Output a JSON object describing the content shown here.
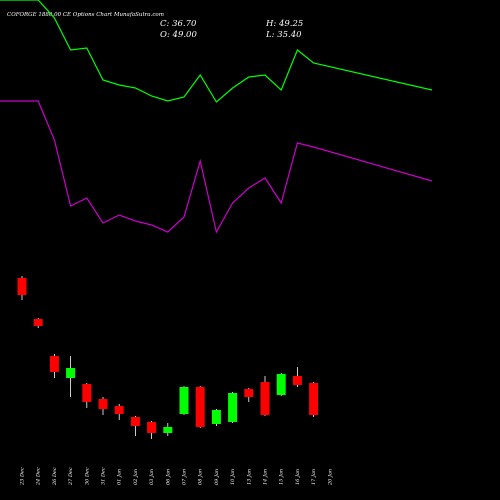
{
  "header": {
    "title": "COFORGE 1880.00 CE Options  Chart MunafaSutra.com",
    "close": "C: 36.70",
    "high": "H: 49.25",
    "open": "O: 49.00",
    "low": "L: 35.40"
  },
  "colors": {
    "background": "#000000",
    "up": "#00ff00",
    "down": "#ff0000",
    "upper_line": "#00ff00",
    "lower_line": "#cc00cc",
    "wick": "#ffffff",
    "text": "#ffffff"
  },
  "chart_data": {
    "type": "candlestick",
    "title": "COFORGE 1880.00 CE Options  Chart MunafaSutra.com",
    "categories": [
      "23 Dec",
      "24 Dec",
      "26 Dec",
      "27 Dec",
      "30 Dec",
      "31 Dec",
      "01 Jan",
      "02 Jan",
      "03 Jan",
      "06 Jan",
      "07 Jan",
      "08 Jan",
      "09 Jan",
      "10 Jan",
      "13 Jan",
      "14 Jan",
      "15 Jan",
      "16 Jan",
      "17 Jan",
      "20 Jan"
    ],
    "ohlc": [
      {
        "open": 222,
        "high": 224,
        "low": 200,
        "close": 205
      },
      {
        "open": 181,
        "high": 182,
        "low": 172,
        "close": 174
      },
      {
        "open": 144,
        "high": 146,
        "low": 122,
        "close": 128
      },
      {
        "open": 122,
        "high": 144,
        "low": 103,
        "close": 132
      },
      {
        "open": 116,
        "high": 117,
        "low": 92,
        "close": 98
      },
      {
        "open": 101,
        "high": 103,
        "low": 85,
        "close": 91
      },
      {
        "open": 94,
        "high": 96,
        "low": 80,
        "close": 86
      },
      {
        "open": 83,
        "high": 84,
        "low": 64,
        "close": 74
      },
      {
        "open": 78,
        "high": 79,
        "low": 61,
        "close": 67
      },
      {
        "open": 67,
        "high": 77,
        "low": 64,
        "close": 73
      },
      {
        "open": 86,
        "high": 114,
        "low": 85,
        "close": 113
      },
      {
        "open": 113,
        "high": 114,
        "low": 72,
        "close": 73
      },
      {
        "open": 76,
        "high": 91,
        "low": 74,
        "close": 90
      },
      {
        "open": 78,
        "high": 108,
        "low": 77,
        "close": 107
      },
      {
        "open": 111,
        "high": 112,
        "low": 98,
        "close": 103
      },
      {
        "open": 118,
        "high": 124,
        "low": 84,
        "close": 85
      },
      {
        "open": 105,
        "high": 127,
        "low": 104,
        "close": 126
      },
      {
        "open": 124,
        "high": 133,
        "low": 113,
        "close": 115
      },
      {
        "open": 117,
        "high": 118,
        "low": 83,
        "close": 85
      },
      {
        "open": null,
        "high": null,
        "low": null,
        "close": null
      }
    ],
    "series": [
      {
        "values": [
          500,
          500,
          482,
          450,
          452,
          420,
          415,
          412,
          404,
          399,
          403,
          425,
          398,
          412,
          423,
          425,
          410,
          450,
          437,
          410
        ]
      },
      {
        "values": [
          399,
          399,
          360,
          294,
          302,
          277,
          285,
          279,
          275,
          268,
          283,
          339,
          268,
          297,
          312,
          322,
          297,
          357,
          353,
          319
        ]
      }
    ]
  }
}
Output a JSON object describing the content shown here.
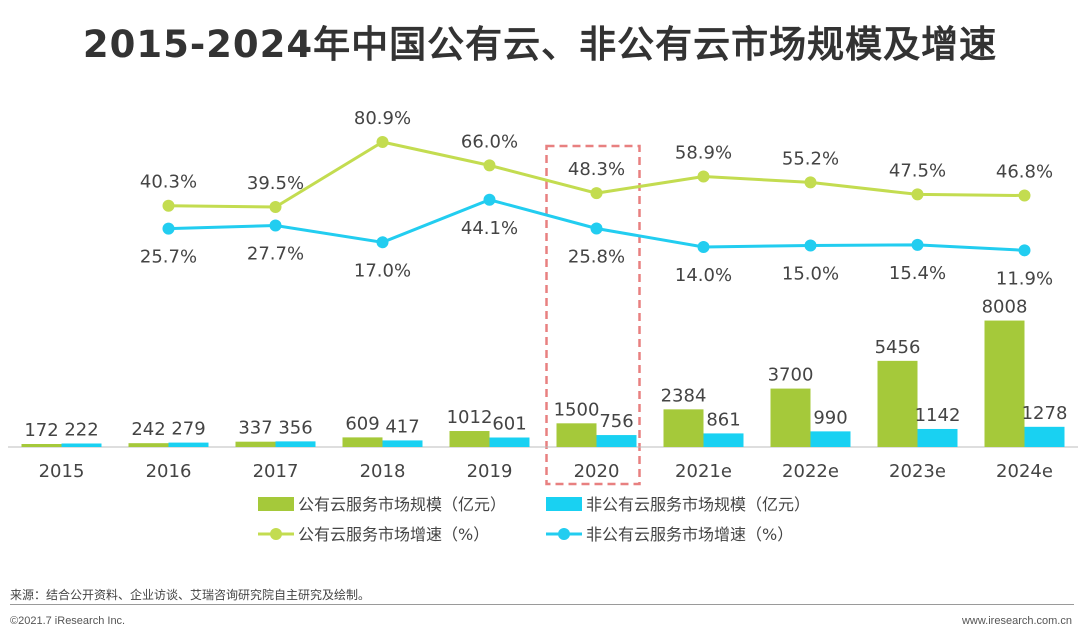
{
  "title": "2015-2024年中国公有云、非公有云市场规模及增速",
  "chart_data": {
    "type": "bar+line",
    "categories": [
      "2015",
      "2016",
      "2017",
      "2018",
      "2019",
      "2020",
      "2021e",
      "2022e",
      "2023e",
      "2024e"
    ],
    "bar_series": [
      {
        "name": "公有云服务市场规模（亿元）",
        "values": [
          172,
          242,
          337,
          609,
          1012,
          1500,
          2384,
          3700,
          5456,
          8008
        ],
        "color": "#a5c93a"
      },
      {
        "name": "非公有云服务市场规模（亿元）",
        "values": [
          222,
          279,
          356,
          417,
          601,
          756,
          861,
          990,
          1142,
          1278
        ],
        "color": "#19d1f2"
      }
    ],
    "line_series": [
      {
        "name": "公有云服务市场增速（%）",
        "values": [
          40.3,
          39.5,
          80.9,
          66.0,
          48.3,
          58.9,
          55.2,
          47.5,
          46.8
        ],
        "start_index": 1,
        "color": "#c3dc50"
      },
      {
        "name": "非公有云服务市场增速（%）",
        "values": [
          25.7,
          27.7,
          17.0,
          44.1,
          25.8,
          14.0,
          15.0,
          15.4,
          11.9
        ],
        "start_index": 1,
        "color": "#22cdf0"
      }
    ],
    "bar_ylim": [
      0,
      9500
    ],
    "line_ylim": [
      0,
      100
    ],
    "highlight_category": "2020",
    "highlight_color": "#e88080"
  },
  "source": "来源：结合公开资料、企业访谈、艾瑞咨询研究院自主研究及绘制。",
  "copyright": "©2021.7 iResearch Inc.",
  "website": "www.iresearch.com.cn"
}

************

» WHAT TO PRODUCE
Leave out the pictures and restate everything else word for word.

» TASK RESULT
Output a JSON object describing the content shown here.
{
  "header": {
    "title": "COFORGE 1880.00 CE Options  Chart MunafaSutra.com",
    "close": "C: 36.70",
    "high": "H: 49.25",
    "open": "O: 49.00",
    "low": "L: 35.40"
  },
  "colors": {
    "background": "#000000",
    "up": "#00ff00",
    "down": "#ff0000",
    "upper_line": "#00ff00",
    "lower_line": "#cc00cc",
    "wick": "#ffffff",
    "text": "#ffffff"
  },
  "chart_data": {
    "type": "candlestick",
    "title": "COFORGE 1880.00 CE Options  Chart MunafaSutra.com",
    "categories": [
      "23 Dec",
      "24 Dec",
      "26 Dec",
      "27 Dec",
      "30 Dec",
      "31 Dec",
      "01 Jan",
      "02 Jan",
      "03 Jan",
      "06 Jan",
      "07 Jan",
      "08 Jan",
      "09 Jan",
      "10 Jan",
      "13 Jan",
      "14 Jan",
      "15 Jan",
      "16 Jan",
      "17 Jan",
      "20 Jan"
    ],
    "ohlc": [
      {
        "open": 222,
        "high": 224,
        "low": 200,
        "close": 205
      },
      {
        "open": 181,
        "high": 182,
        "low": 172,
        "close": 174
      },
      {
        "open": 144,
        "high": 146,
        "low": 122,
        "close": 128
      },
      {
        "open": 122,
        "high": 144,
        "low": 103,
        "close": 132
      },
      {
        "open": 116,
        "high": 117,
        "low": 92,
        "close": 98
      },
      {
        "open": 101,
        "high": 103,
        "low": 85,
        "close": 91
      },
      {
        "open": 94,
        "high": 96,
        "low": 80,
        "close": 86
      },
      {
        "open": 83,
        "high": 84,
        "low": 64,
        "close": 74
      },
      {
        "open": 78,
        "high": 79,
        "low": 61,
        "close": 67
      },
      {
        "open": 67,
        "high": 77,
        "low": 64,
        "close": 73
      },
      {
        "open": 86,
        "high": 114,
        "low": 85,
        "close": 113
      },
      {
        "open": 113,
        "high": 114,
        "low": 72,
        "close": 73
      },
      {
        "open": 76,
        "high": 91,
        "low": 74,
        "close": 90
      },
      {
        "open": 78,
        "high": 108,
        "low": 77,
        "close": 107
      },
      {
        "open": 111,
        "high": 112,
        "low": 98,
        "close": 103
      },
      {
        "open": 118,
        "high": 124,
        "low": 84,
        "close": 85
      },
      {
        "open": 105,
        "high": 127,
        "low": 104,
        "close": 126
      },
      {
        "open": 124,
        "high": 133,
        "low": 113,
        "close": 115
      },
      {
        "open": 117,
        "high": 118,
        "low": 83,
        "close": 85
      },
      {
        "open": null,
        "high": null,
        "low": null,
        "close": null
      }
    ],
    "series": [
      {
        "values": [
          500,
          500,
          482,
          450,
          452,
          420,
          415,
          412,
          404,
          399,
          403,
          425,
          398,
          412,
          423,
          425,
          410,
          450,
          437,
          410
        ]
      },
      {
        "values": [
          399,
          399,
          360,
          294,
          302,
          277,
          285,
          279,
          275,
          268,
          283,
          339,
          268,
          297,
          312,
          322,
          297,
          357,
          353,
          319
        ]
      }
    ]
  }
}
Output a JSON object describing the content shown here.
{
  "title": "2015-2024年中国公有云、非公有云市场规模及增速",
  "chart_data": {
    "type": "bar+line",
    "categories": [
      "2015",
      "2016",
      "2017",
      "2018",
      "2019",
      "2020",
      "2021e",
      "2022e",
      "2023e",
      "2024e"
    ],
    "bar_series": [
      {
        "name": "公有云服务市场规模（亿元）",
        "values": [
          172,
          242,
          337,
          609,
          1012,
          1500,
          2384,
          3700,
          5456,
          8008
        ],
        "color": "#a5c93a"
      },
      {
        "name": "非公有云服务市场规模（亿元）",
        "values": [
          222,
          279,
          356,
          417,
          601,
          756,
          861,
          990,
          1142,
          1278
        ],
        "color": "#19d1f2"
      }
    ],
    "line_series": [
      {
        "name": "公有云服务市场增速（%）",
        "values": [
          40.3,
          39.5,
          80.9,
          66.0,
          48.3,
          58.9,
          55.2,
          47.5,
          46.8
        ],
        "start_index": 1,
        "color": "#c3dc50"
      },
      {
        "name": "非公有云服务市场增速（%）",
        "values": [
          25.7,
          27.7,
          17.0,
          44.1,
          25.8,
          14.0,
          15.0,
          15.4,
          11.9
        ],
        "start_index": 1,
        "color": "#22cdf0"
      }
    ],
    "bar_ylim": [
      0,
      9500
    ],
    "line_ylim": [
      0,
      100
    ],
    "highlight_category": "2020",
    "highlight_color": "#e88080"
  },
  "source": "来源：结合公开资料、企业访谈、艾瑞咨询研究院自主研究及绘制。",
  "copyright": "©2021.7 iResearch Inc.",
  "website": "www.iresearch.com.cn"
}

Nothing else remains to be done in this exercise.